*OBJECTIVE*
Check every line of the entries for "yourself", and copy the lines that hold it.

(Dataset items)
+ + +

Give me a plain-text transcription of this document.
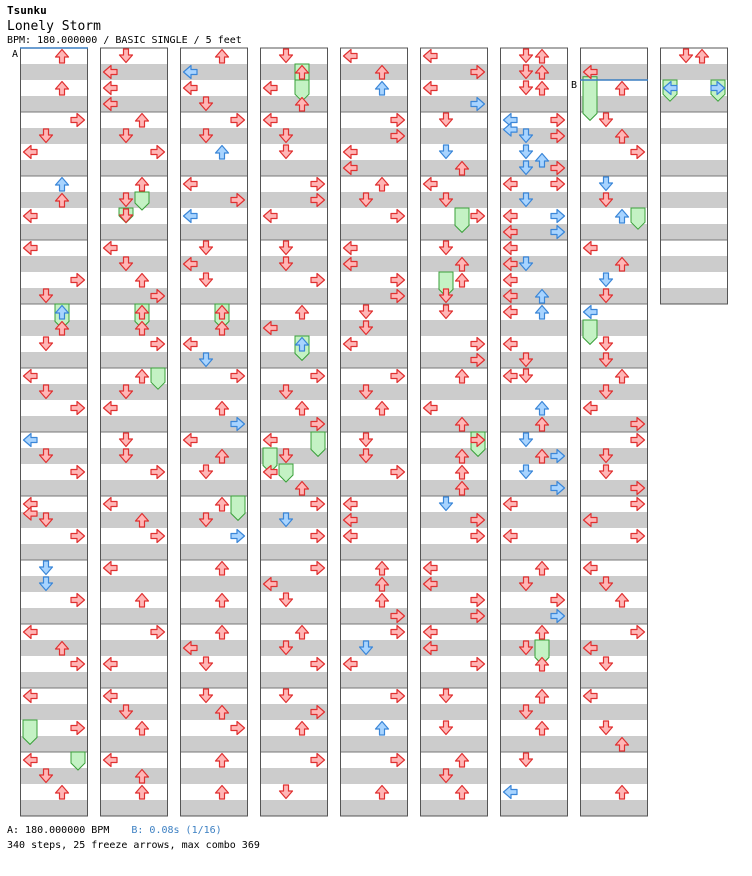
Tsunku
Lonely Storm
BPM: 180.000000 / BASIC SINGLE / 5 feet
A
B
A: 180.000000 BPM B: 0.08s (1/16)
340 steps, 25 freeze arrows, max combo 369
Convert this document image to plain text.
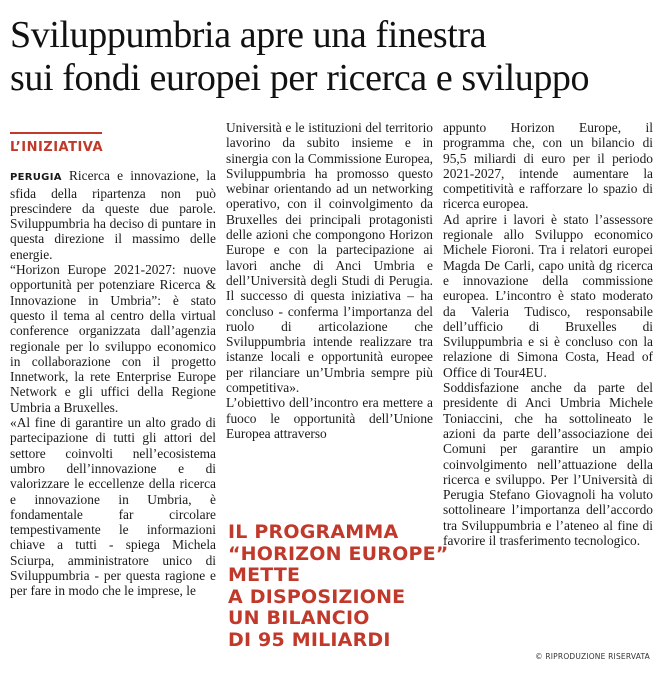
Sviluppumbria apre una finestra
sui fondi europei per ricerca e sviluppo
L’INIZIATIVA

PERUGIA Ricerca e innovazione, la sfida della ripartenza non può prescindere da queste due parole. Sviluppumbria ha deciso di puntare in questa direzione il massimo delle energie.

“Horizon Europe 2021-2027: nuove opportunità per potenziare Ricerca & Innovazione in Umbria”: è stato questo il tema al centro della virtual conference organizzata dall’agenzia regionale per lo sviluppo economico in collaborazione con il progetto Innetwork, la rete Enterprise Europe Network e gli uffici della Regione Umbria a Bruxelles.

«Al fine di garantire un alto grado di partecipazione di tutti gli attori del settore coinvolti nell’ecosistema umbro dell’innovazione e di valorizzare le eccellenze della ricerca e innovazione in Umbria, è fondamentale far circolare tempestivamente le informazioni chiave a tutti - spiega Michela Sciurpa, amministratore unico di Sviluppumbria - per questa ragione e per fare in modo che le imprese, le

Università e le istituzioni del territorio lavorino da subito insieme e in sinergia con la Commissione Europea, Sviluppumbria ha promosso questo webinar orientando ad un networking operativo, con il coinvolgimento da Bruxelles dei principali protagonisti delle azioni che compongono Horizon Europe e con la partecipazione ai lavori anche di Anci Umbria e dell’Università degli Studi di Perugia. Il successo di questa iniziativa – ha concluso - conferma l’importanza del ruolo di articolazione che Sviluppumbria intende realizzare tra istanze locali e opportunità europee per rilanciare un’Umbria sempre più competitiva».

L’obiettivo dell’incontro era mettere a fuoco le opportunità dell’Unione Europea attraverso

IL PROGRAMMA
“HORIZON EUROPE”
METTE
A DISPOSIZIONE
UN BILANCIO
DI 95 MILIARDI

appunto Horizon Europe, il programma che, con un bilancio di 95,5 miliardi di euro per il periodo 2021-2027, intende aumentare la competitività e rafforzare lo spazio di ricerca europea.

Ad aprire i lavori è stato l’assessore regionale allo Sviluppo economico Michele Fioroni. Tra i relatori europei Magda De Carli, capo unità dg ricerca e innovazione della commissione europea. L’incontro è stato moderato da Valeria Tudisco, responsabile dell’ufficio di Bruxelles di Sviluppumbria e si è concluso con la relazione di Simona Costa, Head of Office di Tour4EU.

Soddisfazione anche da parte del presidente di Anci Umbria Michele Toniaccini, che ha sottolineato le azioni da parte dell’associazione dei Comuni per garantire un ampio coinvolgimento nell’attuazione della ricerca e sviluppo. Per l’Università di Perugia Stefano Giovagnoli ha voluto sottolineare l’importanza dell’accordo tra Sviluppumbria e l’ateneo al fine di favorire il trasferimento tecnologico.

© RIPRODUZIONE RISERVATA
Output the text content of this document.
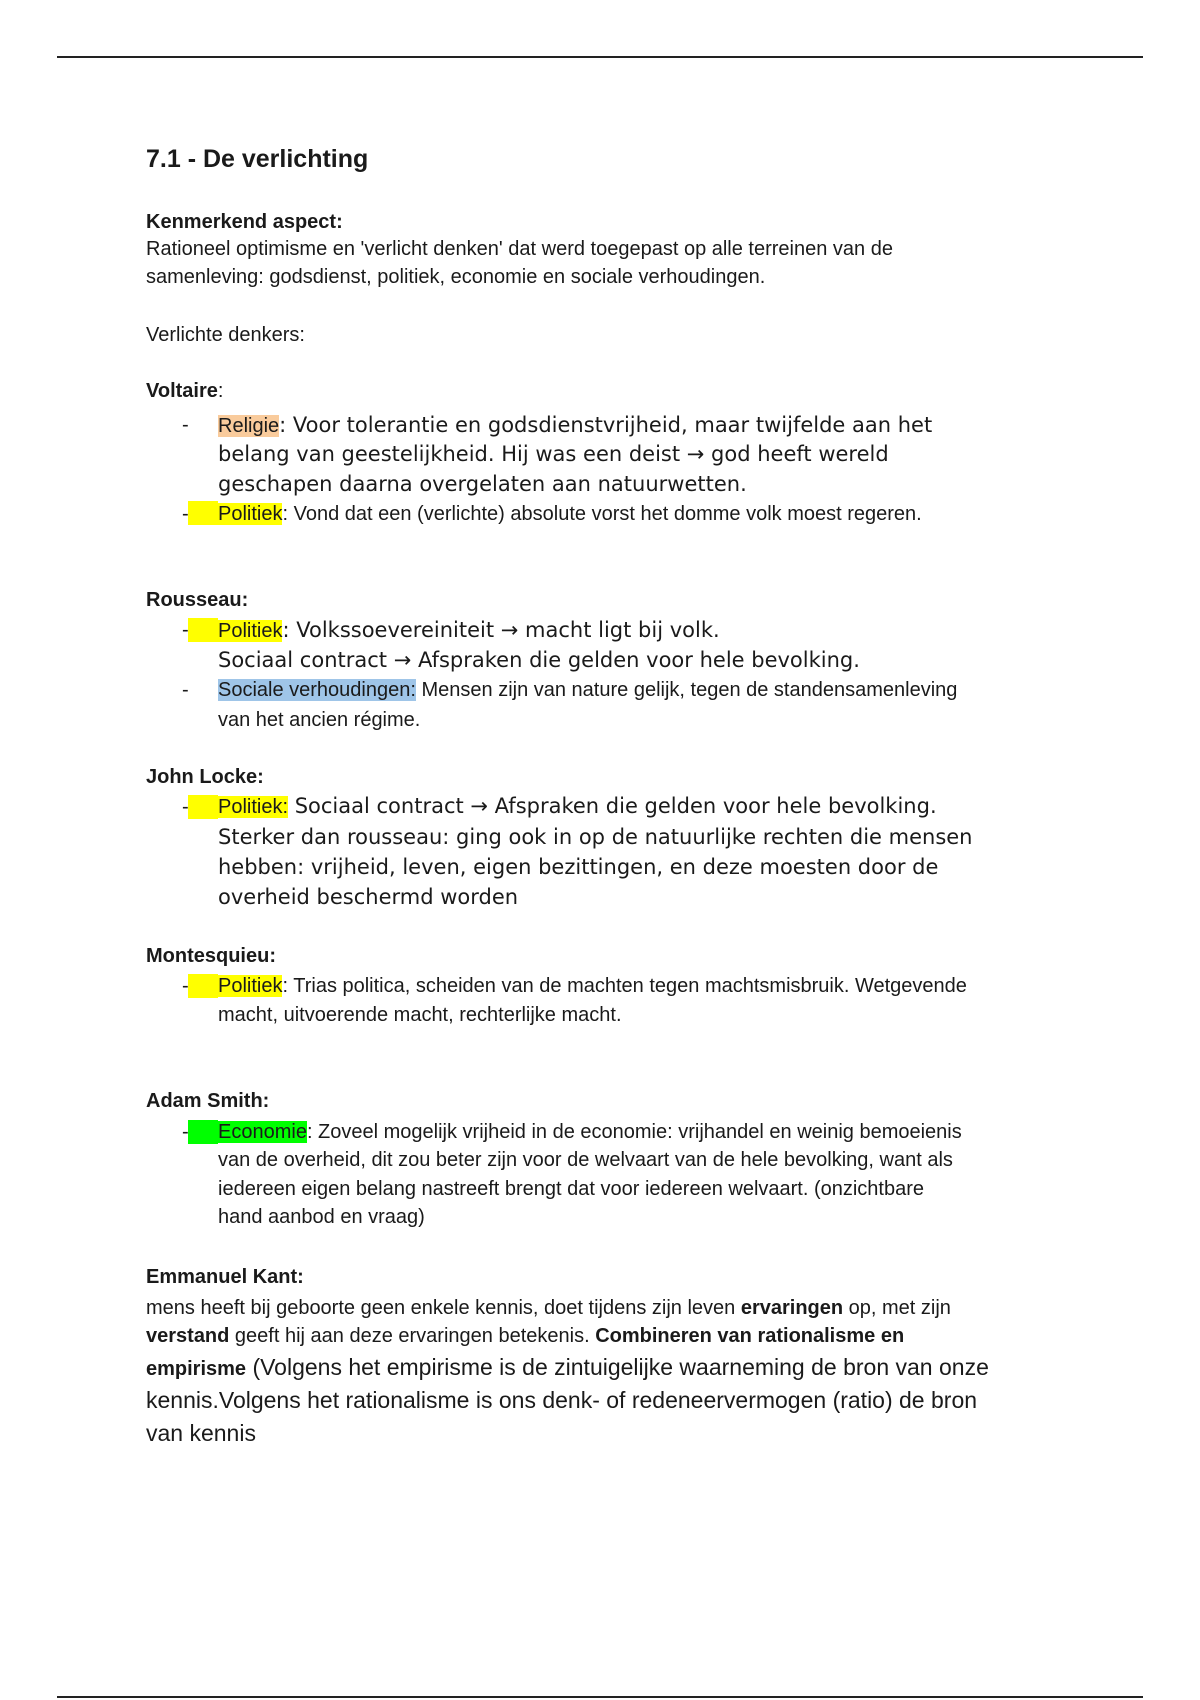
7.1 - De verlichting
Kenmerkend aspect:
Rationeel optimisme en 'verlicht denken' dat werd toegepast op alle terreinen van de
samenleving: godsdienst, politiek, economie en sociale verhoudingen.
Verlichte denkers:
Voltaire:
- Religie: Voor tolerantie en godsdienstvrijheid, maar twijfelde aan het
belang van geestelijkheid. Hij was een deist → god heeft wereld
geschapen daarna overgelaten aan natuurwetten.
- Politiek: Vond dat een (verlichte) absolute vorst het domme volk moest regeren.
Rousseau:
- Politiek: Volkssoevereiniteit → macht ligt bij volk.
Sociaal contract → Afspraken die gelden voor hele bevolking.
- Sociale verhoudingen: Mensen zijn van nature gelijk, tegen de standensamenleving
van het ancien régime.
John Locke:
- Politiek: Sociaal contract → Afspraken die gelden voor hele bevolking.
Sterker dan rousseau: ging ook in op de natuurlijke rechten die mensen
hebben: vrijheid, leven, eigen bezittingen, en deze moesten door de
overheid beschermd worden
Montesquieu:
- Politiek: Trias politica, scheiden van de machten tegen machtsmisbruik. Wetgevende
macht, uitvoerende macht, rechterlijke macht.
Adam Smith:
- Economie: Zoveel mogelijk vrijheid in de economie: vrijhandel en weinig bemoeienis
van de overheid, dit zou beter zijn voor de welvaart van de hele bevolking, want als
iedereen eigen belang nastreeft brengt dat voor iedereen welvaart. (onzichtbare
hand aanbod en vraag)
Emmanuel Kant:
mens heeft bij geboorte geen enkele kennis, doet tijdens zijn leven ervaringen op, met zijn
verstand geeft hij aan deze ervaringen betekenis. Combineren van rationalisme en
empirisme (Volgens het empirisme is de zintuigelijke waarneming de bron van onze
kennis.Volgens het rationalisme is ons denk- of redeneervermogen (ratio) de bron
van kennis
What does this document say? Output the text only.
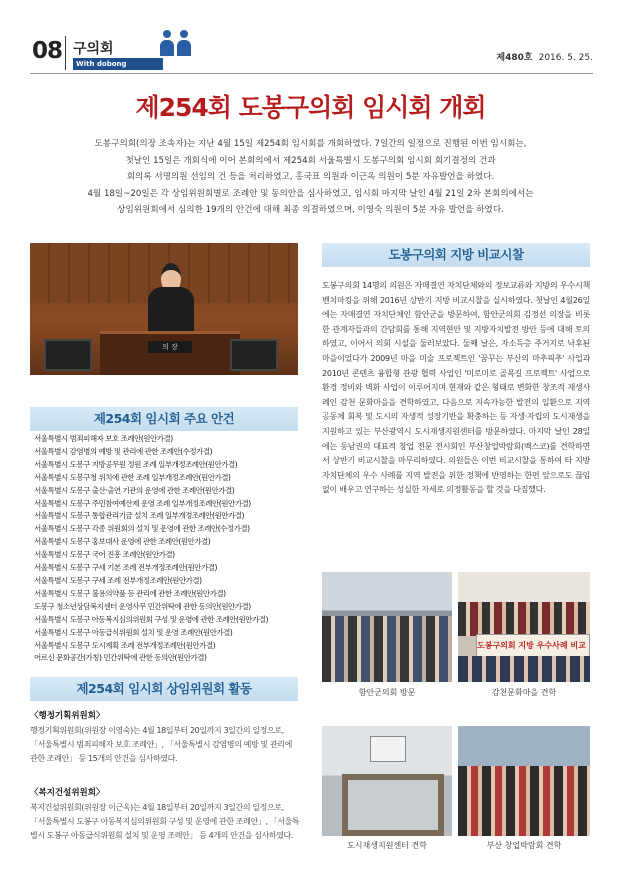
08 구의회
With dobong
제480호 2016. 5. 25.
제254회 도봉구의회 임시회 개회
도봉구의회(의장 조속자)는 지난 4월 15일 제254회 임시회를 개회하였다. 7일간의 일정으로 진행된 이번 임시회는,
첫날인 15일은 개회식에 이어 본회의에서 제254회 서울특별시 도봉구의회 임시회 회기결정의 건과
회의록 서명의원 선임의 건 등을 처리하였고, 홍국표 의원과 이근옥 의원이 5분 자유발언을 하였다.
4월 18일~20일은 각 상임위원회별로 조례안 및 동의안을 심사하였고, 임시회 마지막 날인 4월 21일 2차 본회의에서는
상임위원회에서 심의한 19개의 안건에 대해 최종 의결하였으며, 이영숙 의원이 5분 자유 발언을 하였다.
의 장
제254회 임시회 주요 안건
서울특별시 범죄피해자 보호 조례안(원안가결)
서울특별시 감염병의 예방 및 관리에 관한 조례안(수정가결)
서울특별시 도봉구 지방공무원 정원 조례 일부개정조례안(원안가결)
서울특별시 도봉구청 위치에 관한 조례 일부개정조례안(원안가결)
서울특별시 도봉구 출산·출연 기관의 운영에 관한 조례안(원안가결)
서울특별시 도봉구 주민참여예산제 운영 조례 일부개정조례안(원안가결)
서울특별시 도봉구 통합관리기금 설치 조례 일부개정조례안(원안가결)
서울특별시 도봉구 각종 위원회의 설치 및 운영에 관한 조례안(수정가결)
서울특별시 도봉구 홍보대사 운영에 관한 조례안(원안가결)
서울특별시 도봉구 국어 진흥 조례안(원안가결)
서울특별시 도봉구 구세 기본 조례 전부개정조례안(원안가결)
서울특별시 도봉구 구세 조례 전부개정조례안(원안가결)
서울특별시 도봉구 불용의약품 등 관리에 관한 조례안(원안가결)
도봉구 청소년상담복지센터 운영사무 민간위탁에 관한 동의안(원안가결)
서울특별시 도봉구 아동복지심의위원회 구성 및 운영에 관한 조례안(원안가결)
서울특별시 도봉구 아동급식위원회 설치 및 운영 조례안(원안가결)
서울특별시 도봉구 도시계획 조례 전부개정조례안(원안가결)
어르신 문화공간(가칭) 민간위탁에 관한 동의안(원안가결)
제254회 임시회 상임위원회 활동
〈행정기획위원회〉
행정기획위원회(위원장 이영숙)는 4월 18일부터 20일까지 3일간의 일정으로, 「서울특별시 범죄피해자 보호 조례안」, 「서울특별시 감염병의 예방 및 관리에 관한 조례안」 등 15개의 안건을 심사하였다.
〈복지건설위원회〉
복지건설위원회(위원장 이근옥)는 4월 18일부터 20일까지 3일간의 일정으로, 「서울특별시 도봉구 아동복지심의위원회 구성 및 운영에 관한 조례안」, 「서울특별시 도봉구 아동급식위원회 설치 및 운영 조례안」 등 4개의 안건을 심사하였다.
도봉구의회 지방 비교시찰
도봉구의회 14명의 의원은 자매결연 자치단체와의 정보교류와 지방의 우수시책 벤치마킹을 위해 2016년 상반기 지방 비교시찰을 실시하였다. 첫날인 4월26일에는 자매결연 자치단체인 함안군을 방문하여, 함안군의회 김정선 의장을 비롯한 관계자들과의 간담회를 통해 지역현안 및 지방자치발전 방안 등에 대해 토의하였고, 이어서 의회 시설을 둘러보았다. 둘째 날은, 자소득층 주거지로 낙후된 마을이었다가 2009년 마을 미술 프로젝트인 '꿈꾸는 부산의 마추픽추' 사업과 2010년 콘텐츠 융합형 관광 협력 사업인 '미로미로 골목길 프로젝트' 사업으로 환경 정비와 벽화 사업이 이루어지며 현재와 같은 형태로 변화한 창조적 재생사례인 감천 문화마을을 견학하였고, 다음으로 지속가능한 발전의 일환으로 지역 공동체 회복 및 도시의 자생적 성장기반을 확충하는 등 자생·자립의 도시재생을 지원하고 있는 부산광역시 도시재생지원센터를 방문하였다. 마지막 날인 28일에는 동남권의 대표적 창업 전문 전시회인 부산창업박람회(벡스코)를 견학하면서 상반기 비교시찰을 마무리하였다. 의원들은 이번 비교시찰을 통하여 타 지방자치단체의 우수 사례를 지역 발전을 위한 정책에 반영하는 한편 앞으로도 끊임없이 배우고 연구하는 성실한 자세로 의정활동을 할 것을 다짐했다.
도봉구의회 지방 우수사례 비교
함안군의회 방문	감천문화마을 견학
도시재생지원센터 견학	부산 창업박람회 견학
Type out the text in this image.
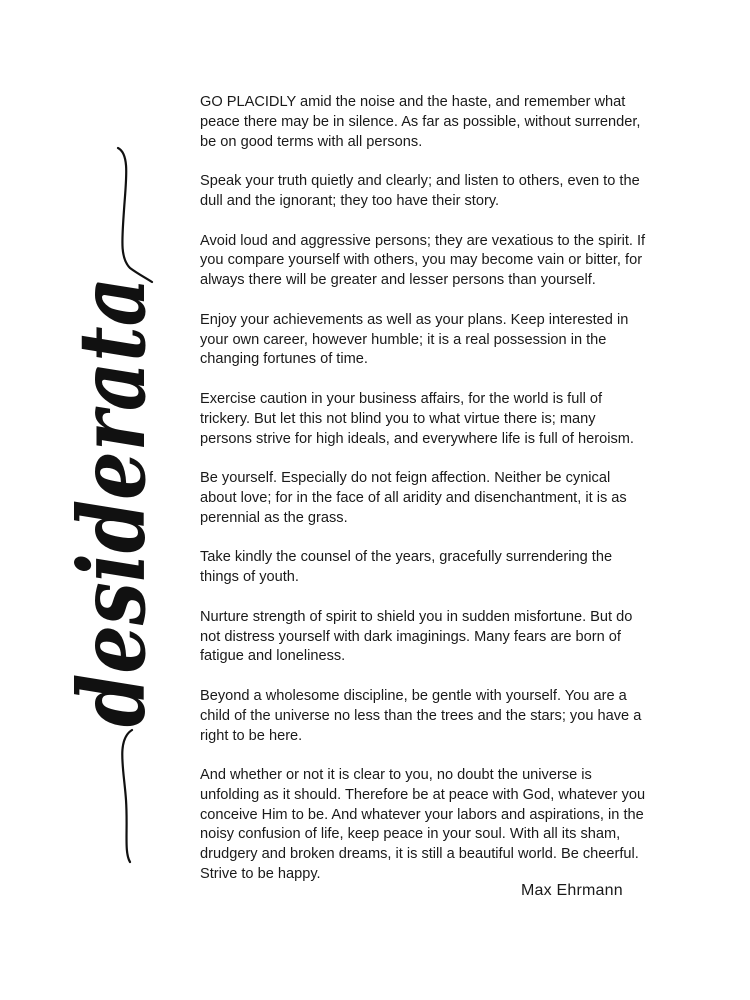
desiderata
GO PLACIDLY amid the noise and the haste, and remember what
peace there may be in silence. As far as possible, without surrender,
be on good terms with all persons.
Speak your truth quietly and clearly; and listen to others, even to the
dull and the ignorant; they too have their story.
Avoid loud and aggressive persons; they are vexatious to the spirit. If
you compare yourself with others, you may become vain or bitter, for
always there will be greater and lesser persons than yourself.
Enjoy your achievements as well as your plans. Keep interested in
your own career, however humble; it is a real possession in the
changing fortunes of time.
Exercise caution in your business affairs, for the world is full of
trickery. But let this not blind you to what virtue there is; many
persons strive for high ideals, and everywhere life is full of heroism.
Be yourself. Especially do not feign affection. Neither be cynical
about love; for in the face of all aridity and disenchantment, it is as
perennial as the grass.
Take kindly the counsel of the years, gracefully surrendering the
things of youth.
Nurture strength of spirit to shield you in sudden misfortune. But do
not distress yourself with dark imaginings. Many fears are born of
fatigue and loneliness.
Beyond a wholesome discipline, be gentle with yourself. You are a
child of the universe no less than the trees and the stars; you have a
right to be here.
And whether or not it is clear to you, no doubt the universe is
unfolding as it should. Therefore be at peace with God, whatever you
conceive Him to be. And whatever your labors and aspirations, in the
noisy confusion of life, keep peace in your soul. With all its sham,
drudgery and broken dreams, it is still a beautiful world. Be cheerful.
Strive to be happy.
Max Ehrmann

+ + +

*RESULT*
you compare yourself with others, you may become vain or bitter, for
always there will be greater and lesser persons than yourself.
Be yourself. Especially do not feign affection. Neither be cynical
not distress yourself with dark imaginings. Many fears are born of
Beyond a wholesome discipline, be gentle with yourself. You are a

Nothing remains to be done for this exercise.